(Collected data entries)
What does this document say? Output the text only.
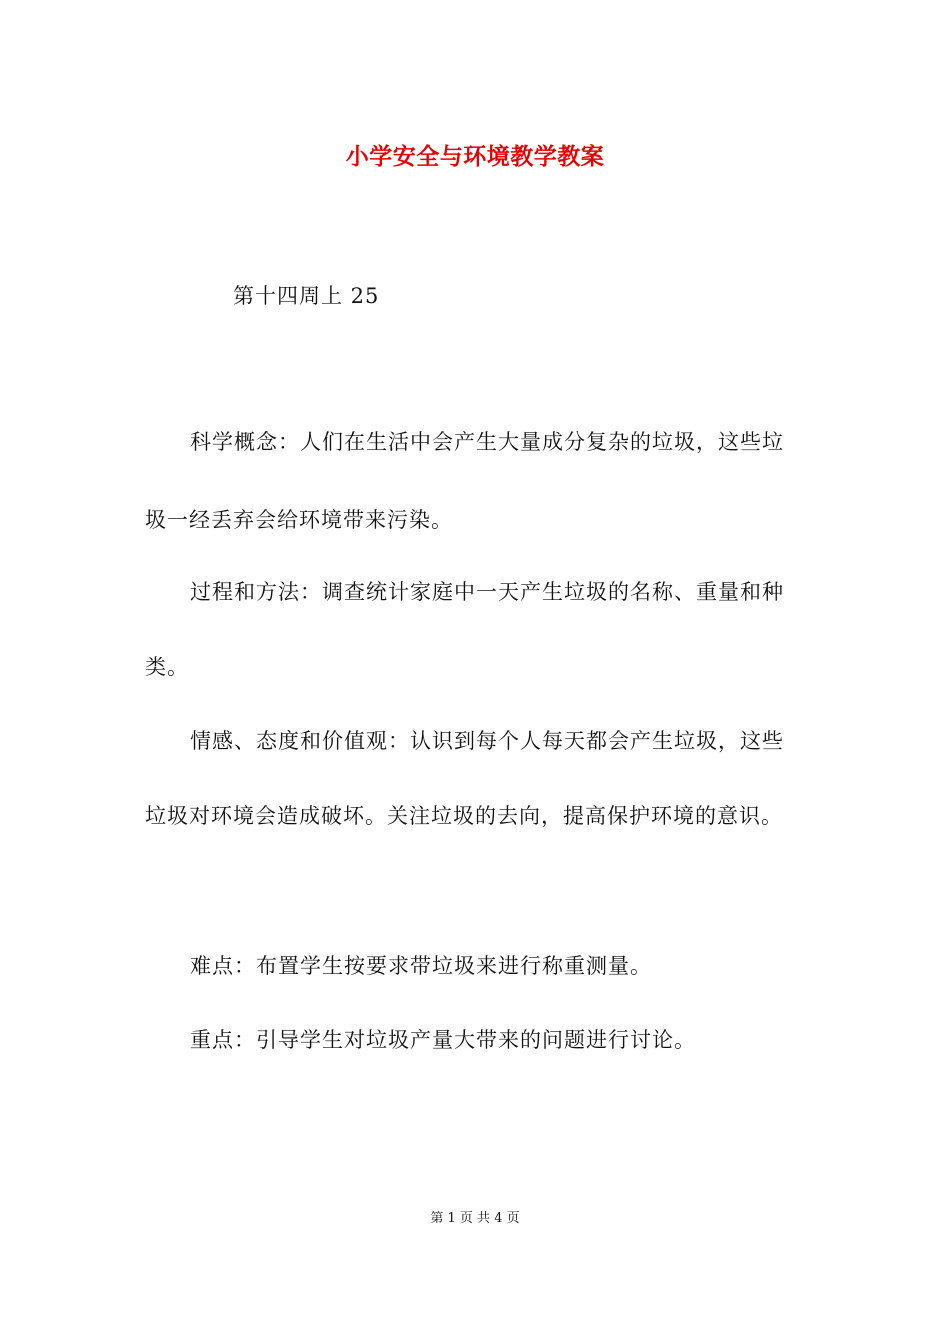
小学安全与环境教学教案
第十四周上 25
科学概念：人们在生活中会产生大量成分复杂的垃圾，这些垃
圾一经丢弃会给环境带来污染。
过程和方法：调查统计家庭中一天产生垃圾的名称、重量和种
类。
情感、态度和价值观：认识到每个人每天都会产生垃圾，这些
垃圾对环境会造成破坏。关注垃圾的去向，提高保护环境的意识。
难点：布置学生按要求带垃圾来进行称重测量。
重点：引导学生对垃圾产量大带来的问题进行讨论。
第 1 页 共 4 页
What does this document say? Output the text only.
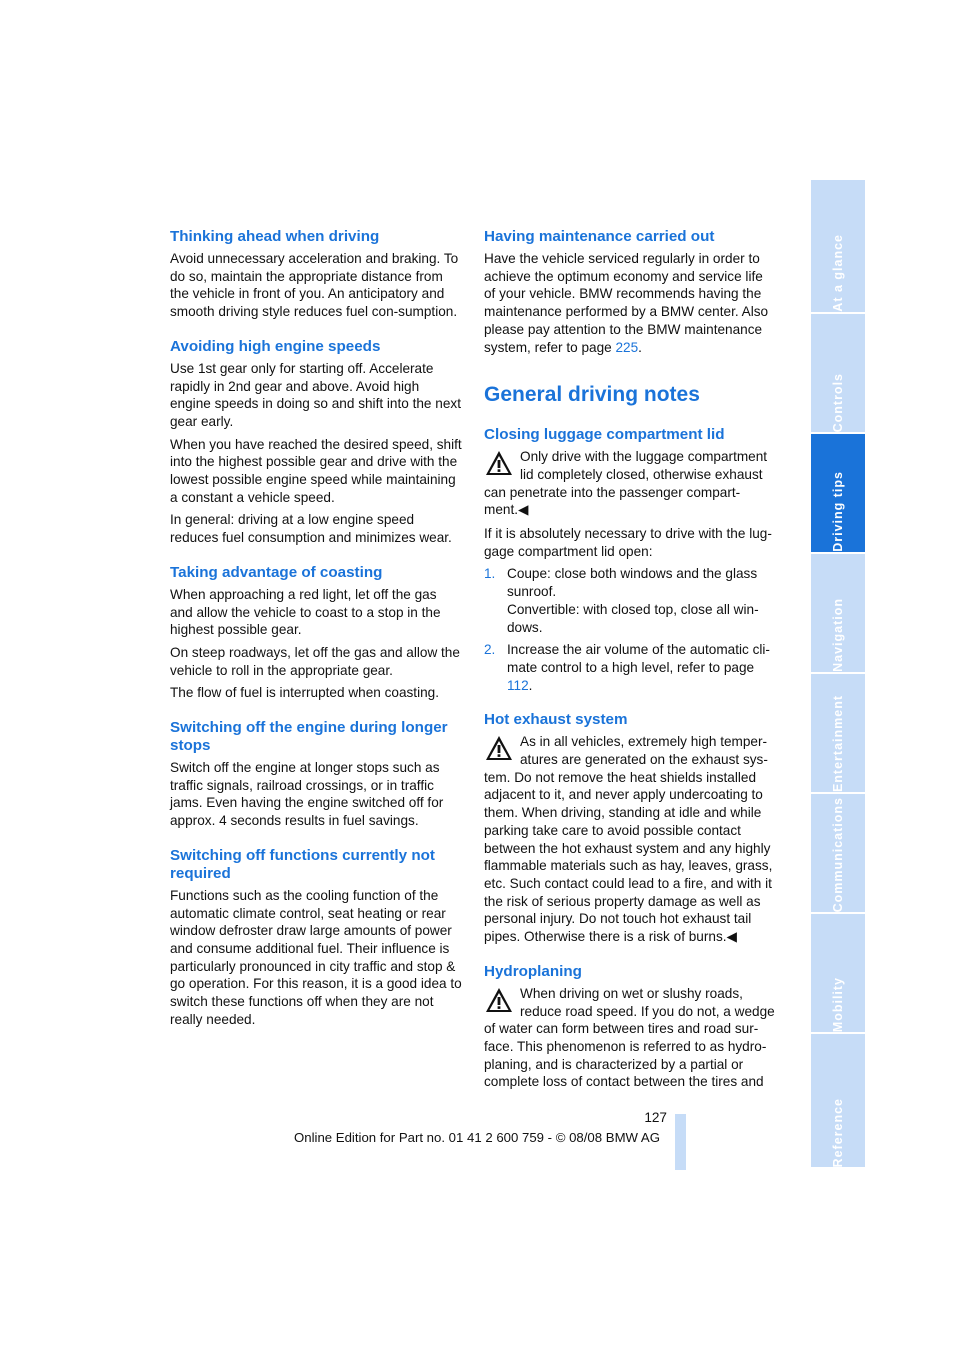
Thinking ahead when driving

Avoid unnecessary acceleration and braking. To do so, maintain the appropriate distance from the vehicle in front of you. An anticipatory and smooth driving style reduces fuel con-sumption.

Avoiding high engine speeds

Use 1st gear only for starting off. Accelerate rapidly in 2nd gear and above. Avoid high engine speeds in doing so and shift into the next gear early.

When you have reached the desired speed, shift into the highest possible gear and drive with the lowest possible engine speed while maintaining a constant a vehicle speed.

In general: driving at a low engine speed reduces fuel consumption and minimizes wear.

Taking advantage of coasting

When approaching a red light, let off the gas and allow the vehicle to coast to a stop in the highest possible gear.

On steep roadways, let off the gas and allow the vehicle to roll in the appropriate gear.

The flow of fuel is interrupted when coasting.

Switching off the engine during longer stops

Switch off the engine at longer stops such as traffic signals, railroad crossings, or in traffic jams. Even having the engine switched off for approx. 4 seconds results in fuel savings.

Switching off functions currently not required

Functions such as the cooling function of the automatic climate control, seat heating or rear window defroster draw large amounts of power and consume additional fuel. Their influence is particularly pronounced in city traffic and stop & go operation. For this reason, it is a good idea to switch these functions off when they are not really needed.

Having maintenance carried out

Have the vehicle serviced regularly in order to achieve the optimum economy and service life of your vehicle. BMW recommends having the maintenance performed by a BMW center. Also please pay attention to the BMW maintenance system, refer to page 225.

General driving notes
Closing luggage compartment lid

Only drive with the luggage compartment lid completely closed, otherwise exhaust can penetrate into the passenger compart-ment.◀

If it is absolutely necessary to drive with the lug-gage compartment lid open:

1. Coupe: close both windows and the glass sunroof.
Convertible: with closed top, close all win-dows.
2. Increase the air volume of the automatic cli-mate control to a high level, refer to page 112.
Hot exhaust system

As in all vehicles, extremely high temper-atures are generated on the exhaust sys-tem. Do not remove the heat shields installed adjacent to it, and never apply undercoating to them. When driving, standing at idle and while parking take care to avoid possible contact between the hot exhaust system and any highly flammable materials such as hay, leaves, grass, etc. Such contact could lead to a fire, and with it the risk of serious property damage as well as personal injury. Do not touch hot exhaust tail pipes. Otherwise there is a risk of burns.◀

Hydroplaning

When driving on wet or slushy roads, reduce road speed. If you do not, a wedge of water can form between tires and road sur-face. This phenomenon is referred to as hydro-planing, and is characterized by a partial or complete loss of contact between the tires and

127
Online Edition for Part no. 01 41 2 600 759 - © 08/08 BMW AG
At a glance
Controls
Driving tips
Navigation
Entertainment
Communications
Mobility
Reference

■ STATED EXERCISE
Write out every record above exactly as it stands, but leave out the pictures.

■ EXPECTED OUTPUT
What does this document say? Output the text only.
小学安全与环境教学教案
第十四周上 25
科学概念：人们在生活中会产生大量成分复杂的垃圾，这些垃
圾一经丢弃会给环境带来污染。
过程和方法：调查统计家庭中一天产生垃圾的名称、重量和种
类。
情感、态度和价值观：认识到每个人每天都会产生垃圾，这些
垃圾对环境会造成破坏。关注垃圾的去向，提高保护环境的意识。
难点：布置学生按要求带垃圾来进行称重测量。
重点：引导学生对垃圾产量大带来的问题进行讨论。
第 1 页 共 4 页
What does this document say? Output the text only.
Thinking ahead when driving

Avoid unnecessary acceleration and braking. To do so, maintain the appropriate distance from the vehicle in front of you. An anticipatory and smooth driving style reduces fuel con-sumption.

Avoiding high engine speeds

Use 1st gear only for starting off. Accelerate rapidly in 2nd gear and above. Avoid high engine speeds in doing so and shift into the next gear early.

When you have reached the desired speed, shift into the highest possible gear and drive with the lowest possible engine speed while maintaining a constant a vehicle speed.

In general: driving at a low engine speed reduces fuel consumption and minimizes wear.

Taking advantage of coasting

When approaching a red light, let off the gas and allow the vehicle to coast to a stop in the highest possible gear.

On steep roadways, let off the gas and allow the vehicle to roll in the appropriate gear.

The flow of fuel is interrupted when coasting.

Switching off the engine during longer stops

Switch off the engine at longer stops such as traffic signals, railroad crossings, or in traffic jams. Even having the engine switched off for approx. 4 seconds results in fuel savings.

Switching off functions currently not required

Functions such as the cooling function of the automatic climate control, seat heating or rear window defroster draw large amounts of power and consume additional fuel. Their influence is particularly pronounced in city traffic and stop & go operation. For this reason, it is a good idea to switch these functions off when they are not really needed.

Having maintenance carried out

Have the vehicle serviced regularly in order to achieve the optimum economy and service life of your vehicle. BMW recommends having the maintenance performed by a BMW center. Also please pay attention to the BMW maintenance system, refer to page 225.

General driving notes
Closing luggage compartment lid

Only drive with the luggage compartment lid completely closed, otherwise exhaust can penetrate into the passenger compart-ment.◀

If it is absolutely necessary to drive with the lug-gage compartment lid open:

1. Coupe: close both windows and the glass sunroof.
Convertible: with closed top, close all win-dows.
2. Increase the air volume of the automatic cli-mate control to a high level, refer to page 112.
Hot exhaust system

As in all vehicles, extremely high temper-atures are generated on the exhaust sys-tem. Do not remove the heat shields installed adjacent to it, and never apply undercoating to them. When driving, standing at idle and while parking take care to avoid possible contact between the hot exhaust system and any highly flammable materials such as hay, leaves, grass, etc. Such contact could lead to a fire, and with it the risk of serious property damage as well as personal injury. Do not touch hot exhaust tail pipes. Otherwise there is a risk of burns.◀

Hydroplaning

When driving on wet or slushy roads, reduce road speed. If you do not, a wedge of water can form between tires and road sur-face. This phenomenon is referred to as hydro-planing, and is characterized by a partial or complete loss of contact between the tires and

127
Online Edition for Part no. 01 41 2 600 759 - © 08/08 BMW AG
At a glance
Controls
Driving tips
Navigation
Entertainment
Communications
Mobility
Reference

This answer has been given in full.